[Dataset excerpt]
____________________

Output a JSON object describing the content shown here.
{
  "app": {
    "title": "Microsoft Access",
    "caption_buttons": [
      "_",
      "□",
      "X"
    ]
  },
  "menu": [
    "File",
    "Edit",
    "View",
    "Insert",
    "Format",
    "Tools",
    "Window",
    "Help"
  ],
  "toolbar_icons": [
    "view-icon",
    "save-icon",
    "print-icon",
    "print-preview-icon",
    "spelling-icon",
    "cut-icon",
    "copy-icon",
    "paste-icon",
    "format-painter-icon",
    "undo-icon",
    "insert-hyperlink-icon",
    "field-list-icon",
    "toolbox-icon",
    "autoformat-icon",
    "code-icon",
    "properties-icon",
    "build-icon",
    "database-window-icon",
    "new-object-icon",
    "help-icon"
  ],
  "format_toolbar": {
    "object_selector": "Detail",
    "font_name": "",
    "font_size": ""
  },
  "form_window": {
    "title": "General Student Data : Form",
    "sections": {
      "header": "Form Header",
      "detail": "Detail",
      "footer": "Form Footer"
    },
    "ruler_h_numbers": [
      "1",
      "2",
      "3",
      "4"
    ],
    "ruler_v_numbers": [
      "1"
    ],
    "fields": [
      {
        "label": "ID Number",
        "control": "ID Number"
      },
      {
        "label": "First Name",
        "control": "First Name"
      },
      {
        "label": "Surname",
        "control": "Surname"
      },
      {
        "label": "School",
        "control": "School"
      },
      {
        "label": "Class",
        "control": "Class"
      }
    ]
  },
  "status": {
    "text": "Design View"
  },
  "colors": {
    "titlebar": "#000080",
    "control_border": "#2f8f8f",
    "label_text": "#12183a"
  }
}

____________________

__GIVEN EXERCISE__.
Please output the entries above, every line exactly as it reads.

__SOLUTION TO THIS EXERCISE__.
Output a JSON object describing the content shown here.
{
  "app": {
    "title": "Microsoft Access",
    "caption_buttons": [
      "_",
      "□",
      "X"
    ]
  },
  "menu": [
    "File",
    "Edit",
    "View",
    "Insert",
    "Format",
    "Tools",
    "Window",
    "Help"
  ],
  "toolbar_icons": [
    "view-icon",
    "save-icon",
    "print-icon",
    "print-preview-icon",
    "spelling-icon",
    "cut-icon",
    "copy-icon",
    "paste-icon",
    "format-painter-icon",
    "undo-icon",
    "insert-hyperlink-icon",
    "field-list-icon",
    "toolbox-icon",
    "autoformat-icon",
    "code-icon",
    "properties-icon",
    "build-icon",
    "database-window-icon",
    "new-object-icon",
    "help-icon"
  ],
  "format_toolbar": {
    "object_selector": "Detail",
    "font_name": "",
    "font_size": ""
  },
  "form_window": {
    "title": "General Student Data : Form",
    "sections": {
      "header": "Form Header",
      "detail": "Detail",
      "footer": "Form Footer"
    },
    "ruler_h_numbers": [
      "1",
      "2",
      "3",
      "4"
    ],
    "ruler_v_numbers": [
      "1"
    ],
    "fields": [
      {
        "label": "ID Number",
        "control": "ID Number"
      },
      {
        "label": "First Name",
        "control": "First Name"
      },
      {
        "label": "Surname",
        "control": "Surname"
      },
      {
        "label": "School",
        "control": "School"
      },
      {
        "label": "Class",
        "control": "Class"
      }
    ]
  },
  "status": {
    "text": "Design View"
  },
  "colors": {
    "titlebar": "#000080",
    "control_border": "#2f8f8f",
    "label_text": "#12183a"
  }
}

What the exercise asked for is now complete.